*SUPPLIED DATA*.
=======

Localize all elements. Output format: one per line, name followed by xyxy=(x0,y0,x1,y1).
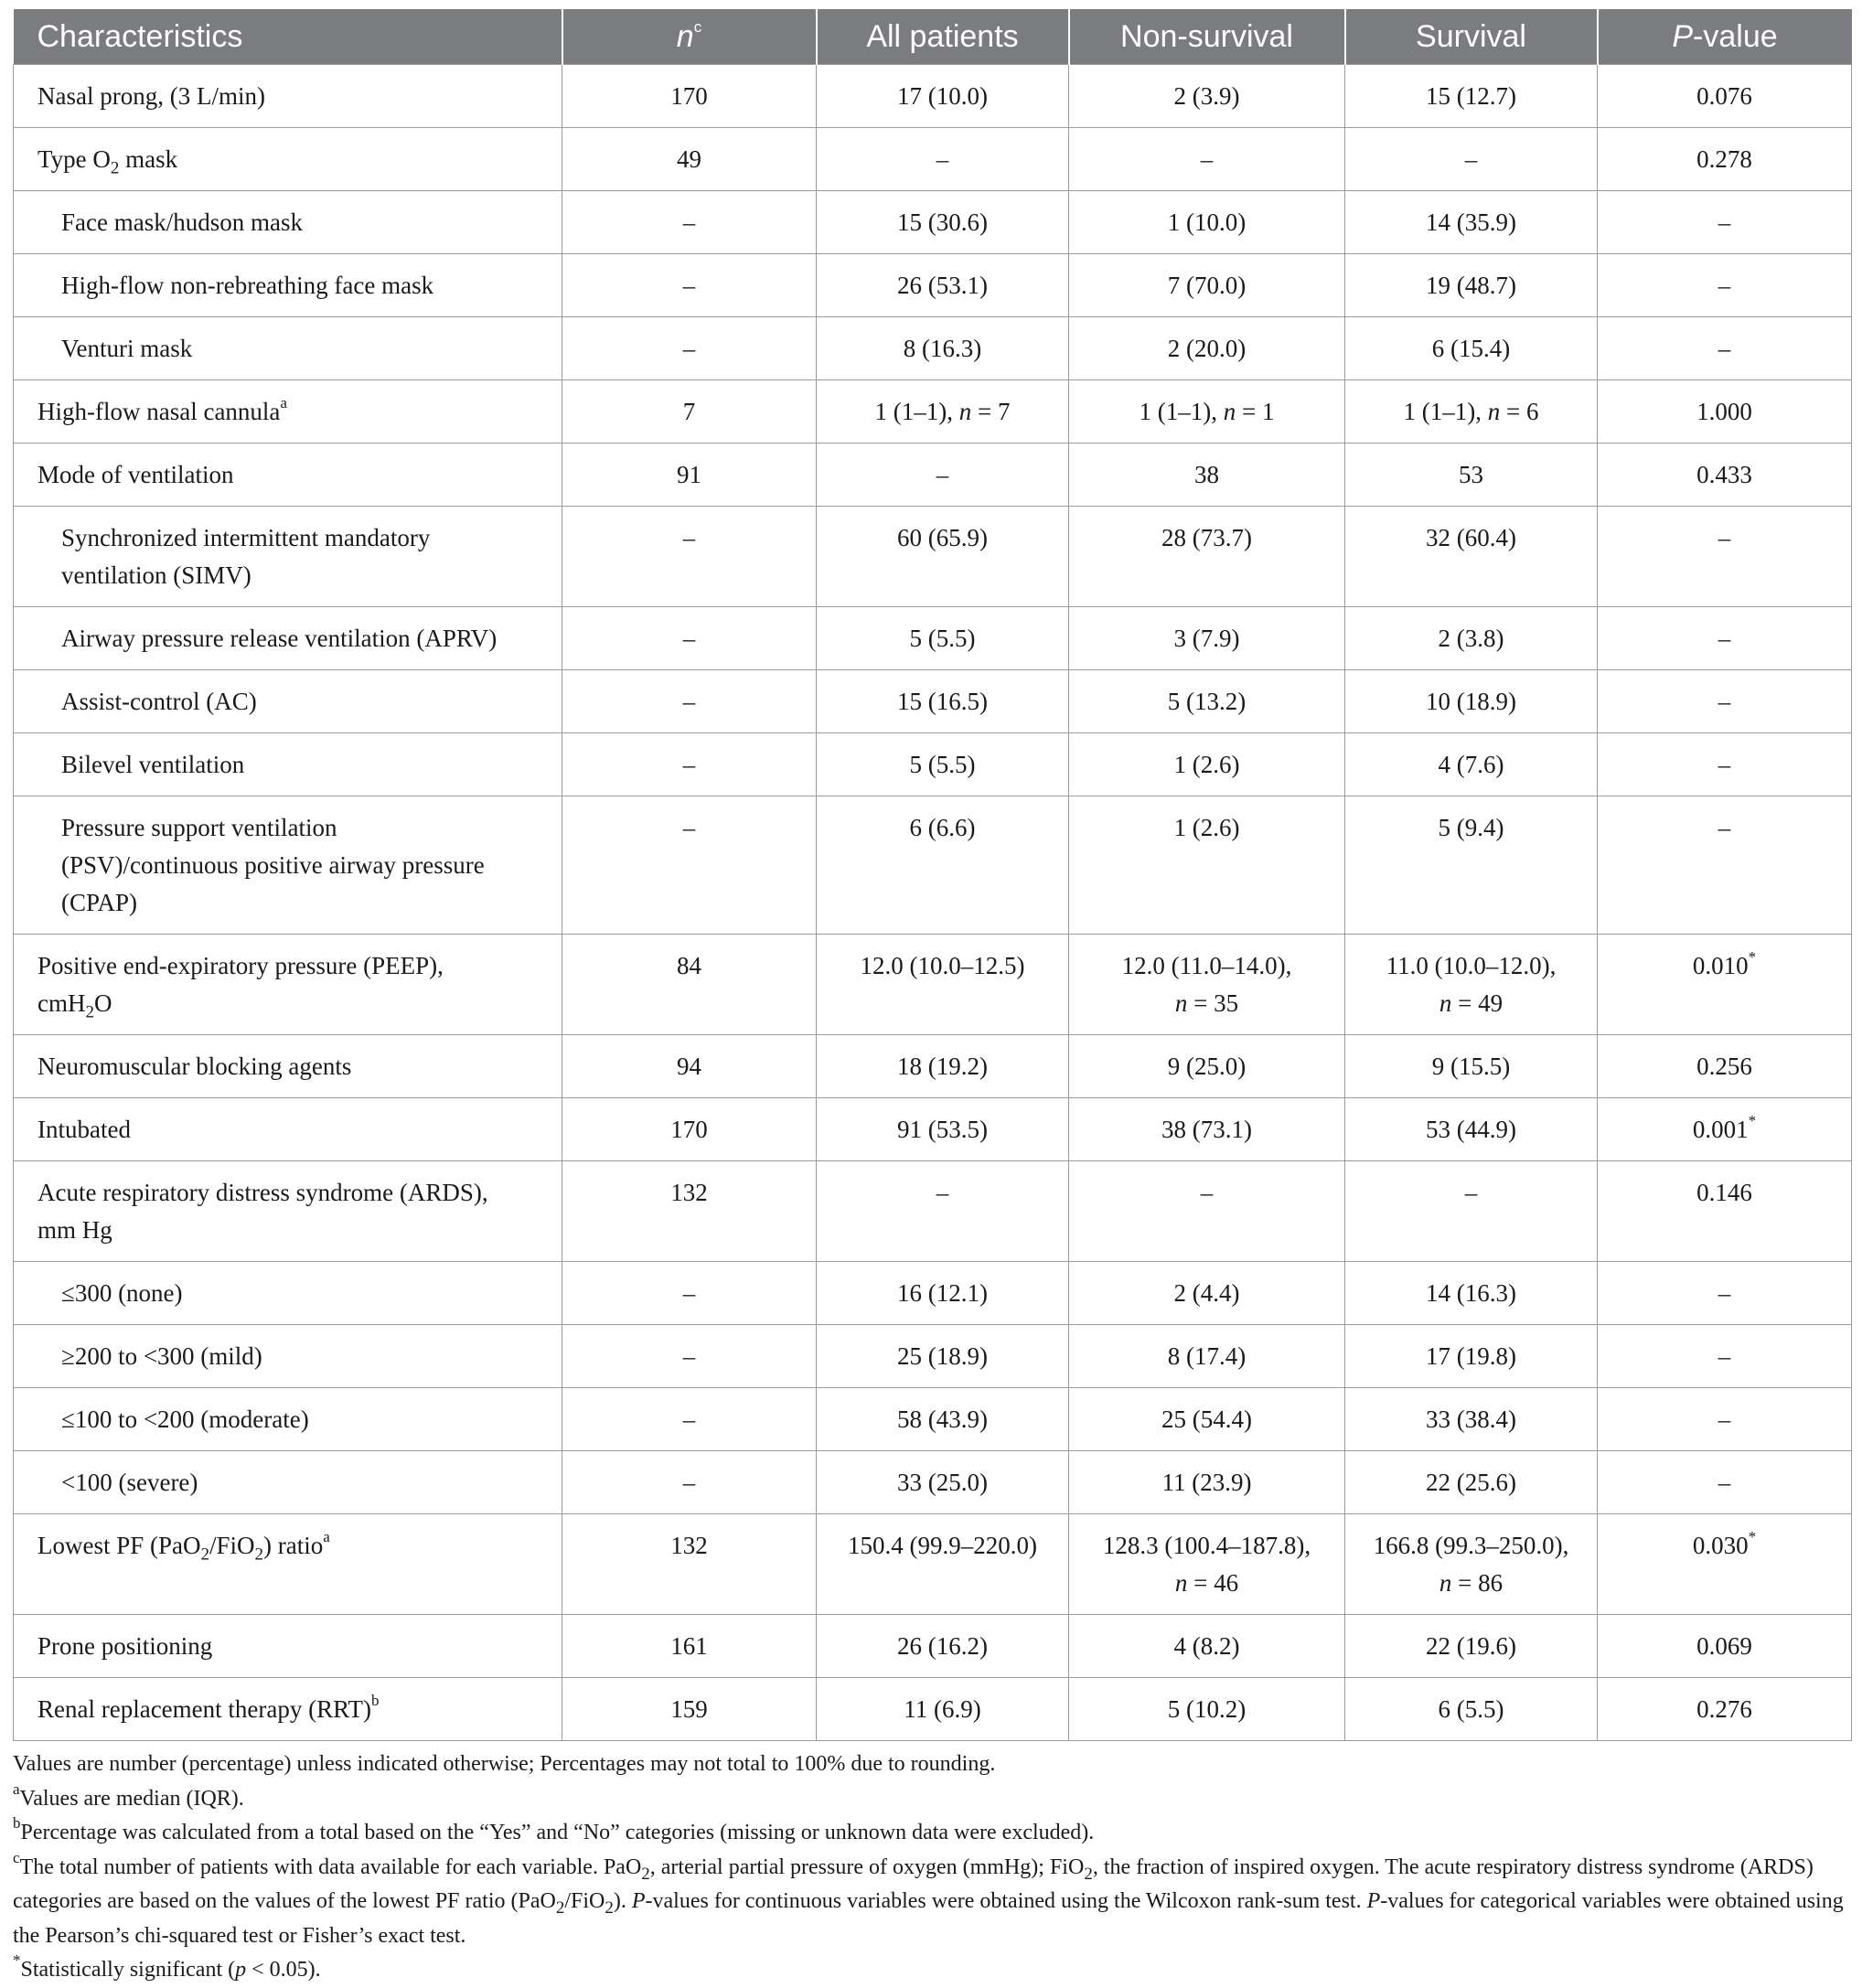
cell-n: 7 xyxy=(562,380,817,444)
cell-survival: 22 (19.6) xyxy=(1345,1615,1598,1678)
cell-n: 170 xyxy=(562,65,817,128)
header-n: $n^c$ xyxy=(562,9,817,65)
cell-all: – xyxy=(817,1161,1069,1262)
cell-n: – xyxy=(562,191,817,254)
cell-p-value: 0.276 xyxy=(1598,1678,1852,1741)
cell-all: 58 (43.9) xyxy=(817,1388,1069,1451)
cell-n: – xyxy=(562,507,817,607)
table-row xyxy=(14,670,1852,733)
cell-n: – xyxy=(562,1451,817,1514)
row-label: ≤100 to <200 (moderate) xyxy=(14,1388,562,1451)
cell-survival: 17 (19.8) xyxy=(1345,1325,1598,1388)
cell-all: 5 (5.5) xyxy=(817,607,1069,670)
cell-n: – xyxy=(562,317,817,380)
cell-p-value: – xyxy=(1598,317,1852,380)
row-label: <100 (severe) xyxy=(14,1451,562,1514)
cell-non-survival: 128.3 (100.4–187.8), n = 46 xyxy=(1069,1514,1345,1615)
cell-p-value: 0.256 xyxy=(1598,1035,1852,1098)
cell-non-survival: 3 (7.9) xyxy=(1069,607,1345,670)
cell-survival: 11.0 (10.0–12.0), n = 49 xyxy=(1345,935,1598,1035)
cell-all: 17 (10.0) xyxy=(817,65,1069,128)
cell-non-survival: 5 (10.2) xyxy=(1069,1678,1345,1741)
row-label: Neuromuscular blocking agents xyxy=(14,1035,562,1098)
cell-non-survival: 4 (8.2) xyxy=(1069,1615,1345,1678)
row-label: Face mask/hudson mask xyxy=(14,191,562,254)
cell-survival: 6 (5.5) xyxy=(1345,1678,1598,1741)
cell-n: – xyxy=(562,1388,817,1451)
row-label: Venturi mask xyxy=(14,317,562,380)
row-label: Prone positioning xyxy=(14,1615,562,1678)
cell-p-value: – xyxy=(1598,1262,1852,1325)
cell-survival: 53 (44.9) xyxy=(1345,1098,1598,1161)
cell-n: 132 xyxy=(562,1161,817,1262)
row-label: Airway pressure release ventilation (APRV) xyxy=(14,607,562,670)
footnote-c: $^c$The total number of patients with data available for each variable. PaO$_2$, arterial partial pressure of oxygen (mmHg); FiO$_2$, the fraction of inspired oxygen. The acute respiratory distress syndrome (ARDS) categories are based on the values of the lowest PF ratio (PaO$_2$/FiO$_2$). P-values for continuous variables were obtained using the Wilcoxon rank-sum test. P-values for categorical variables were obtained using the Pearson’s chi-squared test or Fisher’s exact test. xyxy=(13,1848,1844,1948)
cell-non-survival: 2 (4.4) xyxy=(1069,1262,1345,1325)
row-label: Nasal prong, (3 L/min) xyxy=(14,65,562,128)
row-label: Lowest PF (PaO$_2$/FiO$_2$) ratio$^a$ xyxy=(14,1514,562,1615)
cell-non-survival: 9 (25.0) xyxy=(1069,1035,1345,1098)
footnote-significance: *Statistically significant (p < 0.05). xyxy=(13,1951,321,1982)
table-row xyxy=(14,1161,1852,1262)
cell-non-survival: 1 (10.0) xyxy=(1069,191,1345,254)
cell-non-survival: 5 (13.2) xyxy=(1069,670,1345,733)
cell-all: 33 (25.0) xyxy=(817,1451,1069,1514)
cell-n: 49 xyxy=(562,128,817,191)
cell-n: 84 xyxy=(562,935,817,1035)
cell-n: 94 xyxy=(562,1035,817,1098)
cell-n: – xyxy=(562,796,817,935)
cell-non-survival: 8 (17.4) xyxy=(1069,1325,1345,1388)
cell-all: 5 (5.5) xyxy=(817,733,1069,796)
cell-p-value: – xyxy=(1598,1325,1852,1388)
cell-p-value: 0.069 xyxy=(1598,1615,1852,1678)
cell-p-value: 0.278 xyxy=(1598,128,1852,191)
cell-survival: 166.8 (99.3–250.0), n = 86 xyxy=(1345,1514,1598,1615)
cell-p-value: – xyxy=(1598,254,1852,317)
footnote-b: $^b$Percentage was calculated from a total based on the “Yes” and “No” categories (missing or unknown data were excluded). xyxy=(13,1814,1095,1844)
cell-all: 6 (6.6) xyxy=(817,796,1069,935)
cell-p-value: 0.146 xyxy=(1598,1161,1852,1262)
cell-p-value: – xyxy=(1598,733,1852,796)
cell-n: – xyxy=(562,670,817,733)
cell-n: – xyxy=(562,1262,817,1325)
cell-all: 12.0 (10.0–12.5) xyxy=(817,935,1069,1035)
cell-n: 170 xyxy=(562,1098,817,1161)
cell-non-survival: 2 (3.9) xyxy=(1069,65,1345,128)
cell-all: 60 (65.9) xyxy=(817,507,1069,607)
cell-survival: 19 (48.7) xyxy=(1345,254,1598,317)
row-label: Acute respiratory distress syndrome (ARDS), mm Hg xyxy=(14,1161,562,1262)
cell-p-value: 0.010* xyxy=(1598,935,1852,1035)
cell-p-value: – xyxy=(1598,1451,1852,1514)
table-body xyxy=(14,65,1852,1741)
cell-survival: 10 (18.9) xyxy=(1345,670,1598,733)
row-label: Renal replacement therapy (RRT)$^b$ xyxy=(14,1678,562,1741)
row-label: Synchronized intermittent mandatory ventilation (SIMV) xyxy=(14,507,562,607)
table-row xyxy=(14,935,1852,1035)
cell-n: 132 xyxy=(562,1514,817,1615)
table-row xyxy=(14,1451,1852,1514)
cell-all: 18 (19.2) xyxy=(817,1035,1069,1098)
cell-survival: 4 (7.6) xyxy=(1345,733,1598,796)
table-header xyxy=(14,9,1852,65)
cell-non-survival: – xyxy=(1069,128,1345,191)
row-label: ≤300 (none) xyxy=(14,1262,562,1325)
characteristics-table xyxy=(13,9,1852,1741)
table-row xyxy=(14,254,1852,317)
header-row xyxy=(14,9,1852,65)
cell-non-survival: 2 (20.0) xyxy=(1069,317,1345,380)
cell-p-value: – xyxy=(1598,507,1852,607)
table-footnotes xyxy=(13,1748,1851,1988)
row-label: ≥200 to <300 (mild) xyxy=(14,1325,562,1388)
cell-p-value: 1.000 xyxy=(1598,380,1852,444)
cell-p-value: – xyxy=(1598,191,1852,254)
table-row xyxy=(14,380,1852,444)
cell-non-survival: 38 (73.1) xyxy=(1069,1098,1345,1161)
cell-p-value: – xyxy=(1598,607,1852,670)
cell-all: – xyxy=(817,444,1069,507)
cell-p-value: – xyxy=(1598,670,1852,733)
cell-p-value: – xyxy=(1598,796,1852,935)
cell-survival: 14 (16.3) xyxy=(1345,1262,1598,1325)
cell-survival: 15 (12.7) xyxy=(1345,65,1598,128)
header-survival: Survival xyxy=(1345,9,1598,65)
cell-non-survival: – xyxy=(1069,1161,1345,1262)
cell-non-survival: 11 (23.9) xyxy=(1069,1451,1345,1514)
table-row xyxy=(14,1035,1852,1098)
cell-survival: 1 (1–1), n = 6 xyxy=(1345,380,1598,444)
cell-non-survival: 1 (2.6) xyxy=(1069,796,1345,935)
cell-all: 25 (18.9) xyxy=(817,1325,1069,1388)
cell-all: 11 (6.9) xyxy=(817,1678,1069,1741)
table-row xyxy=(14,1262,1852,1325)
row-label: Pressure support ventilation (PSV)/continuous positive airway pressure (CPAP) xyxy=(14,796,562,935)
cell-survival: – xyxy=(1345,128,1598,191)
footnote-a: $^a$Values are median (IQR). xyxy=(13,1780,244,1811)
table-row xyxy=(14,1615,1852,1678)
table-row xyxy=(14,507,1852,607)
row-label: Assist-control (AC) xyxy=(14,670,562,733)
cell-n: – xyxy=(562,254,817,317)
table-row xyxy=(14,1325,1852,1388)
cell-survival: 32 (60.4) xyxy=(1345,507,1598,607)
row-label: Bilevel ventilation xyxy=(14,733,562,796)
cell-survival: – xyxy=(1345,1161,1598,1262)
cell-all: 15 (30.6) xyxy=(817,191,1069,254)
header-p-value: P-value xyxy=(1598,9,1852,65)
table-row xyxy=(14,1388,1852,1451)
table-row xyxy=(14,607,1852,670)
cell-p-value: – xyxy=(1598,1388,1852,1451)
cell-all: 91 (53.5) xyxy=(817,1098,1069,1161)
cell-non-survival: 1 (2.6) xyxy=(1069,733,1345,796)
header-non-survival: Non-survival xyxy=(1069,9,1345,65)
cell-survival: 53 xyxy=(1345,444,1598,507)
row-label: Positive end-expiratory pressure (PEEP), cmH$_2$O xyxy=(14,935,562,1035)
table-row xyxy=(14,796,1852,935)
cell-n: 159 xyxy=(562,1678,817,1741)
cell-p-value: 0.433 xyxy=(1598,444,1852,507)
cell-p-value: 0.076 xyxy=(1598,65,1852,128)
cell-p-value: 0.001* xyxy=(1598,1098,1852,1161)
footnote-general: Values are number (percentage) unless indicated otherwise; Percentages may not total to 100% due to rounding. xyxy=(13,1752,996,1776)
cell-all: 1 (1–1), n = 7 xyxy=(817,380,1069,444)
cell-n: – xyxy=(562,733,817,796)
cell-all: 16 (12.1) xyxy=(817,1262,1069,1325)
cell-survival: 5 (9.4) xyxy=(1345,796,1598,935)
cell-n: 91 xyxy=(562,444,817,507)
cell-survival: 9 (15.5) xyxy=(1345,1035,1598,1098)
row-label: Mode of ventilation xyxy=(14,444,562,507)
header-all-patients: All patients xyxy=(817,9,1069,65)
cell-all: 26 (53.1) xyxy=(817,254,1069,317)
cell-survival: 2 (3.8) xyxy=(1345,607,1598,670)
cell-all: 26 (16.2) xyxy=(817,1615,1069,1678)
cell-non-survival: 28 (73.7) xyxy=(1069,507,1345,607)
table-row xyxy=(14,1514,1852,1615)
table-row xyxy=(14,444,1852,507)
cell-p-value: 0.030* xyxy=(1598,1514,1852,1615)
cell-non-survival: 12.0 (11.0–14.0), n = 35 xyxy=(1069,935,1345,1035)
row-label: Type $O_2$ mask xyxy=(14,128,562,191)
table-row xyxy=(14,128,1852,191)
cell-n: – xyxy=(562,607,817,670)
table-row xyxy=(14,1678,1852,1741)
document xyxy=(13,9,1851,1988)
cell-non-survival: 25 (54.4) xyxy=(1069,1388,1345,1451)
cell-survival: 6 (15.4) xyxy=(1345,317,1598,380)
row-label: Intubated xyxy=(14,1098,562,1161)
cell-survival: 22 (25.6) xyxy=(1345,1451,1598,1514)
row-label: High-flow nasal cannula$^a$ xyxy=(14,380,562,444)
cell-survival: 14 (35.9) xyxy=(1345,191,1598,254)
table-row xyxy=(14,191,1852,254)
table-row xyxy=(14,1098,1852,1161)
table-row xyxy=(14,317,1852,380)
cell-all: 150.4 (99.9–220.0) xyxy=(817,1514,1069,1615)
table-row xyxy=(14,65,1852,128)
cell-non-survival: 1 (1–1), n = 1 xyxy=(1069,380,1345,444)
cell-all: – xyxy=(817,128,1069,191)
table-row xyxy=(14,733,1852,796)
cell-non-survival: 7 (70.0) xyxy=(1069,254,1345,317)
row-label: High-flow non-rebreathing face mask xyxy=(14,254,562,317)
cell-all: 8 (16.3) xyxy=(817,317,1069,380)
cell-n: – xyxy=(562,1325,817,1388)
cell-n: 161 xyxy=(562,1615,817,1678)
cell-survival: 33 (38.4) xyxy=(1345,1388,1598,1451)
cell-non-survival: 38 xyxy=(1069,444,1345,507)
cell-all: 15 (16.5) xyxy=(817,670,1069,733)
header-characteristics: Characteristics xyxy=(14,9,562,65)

=======

Each line that contains the string "categories" should be copied from the data above.

*ANSWER BOX*.
footnote-c: $^c$The total number of patients with data available for each variable. PaO$_2$, arterial partial pressure of oxygen (mmHg); FiO$_2$, the fraction of inspired oxygen. The acute respiratory distress syndrome (ARDS) categories are based on the values of the lowest PF ratio (PaO$_2$/FiO$_2$). P-values for continuous variables were obtained using the Wilcoxon rank-sum test. P-values for categorical variables were obtained using the Pearson’s chi-squared test or Fisher’s exact test. xyxy=(13,1848,1844,1948)
footnote-b: $^b$Percentage was calculated from a total based on the “Yes” and “No” categories (missing or unknown data were excluded). xyxy=(13,1814,1095,1844)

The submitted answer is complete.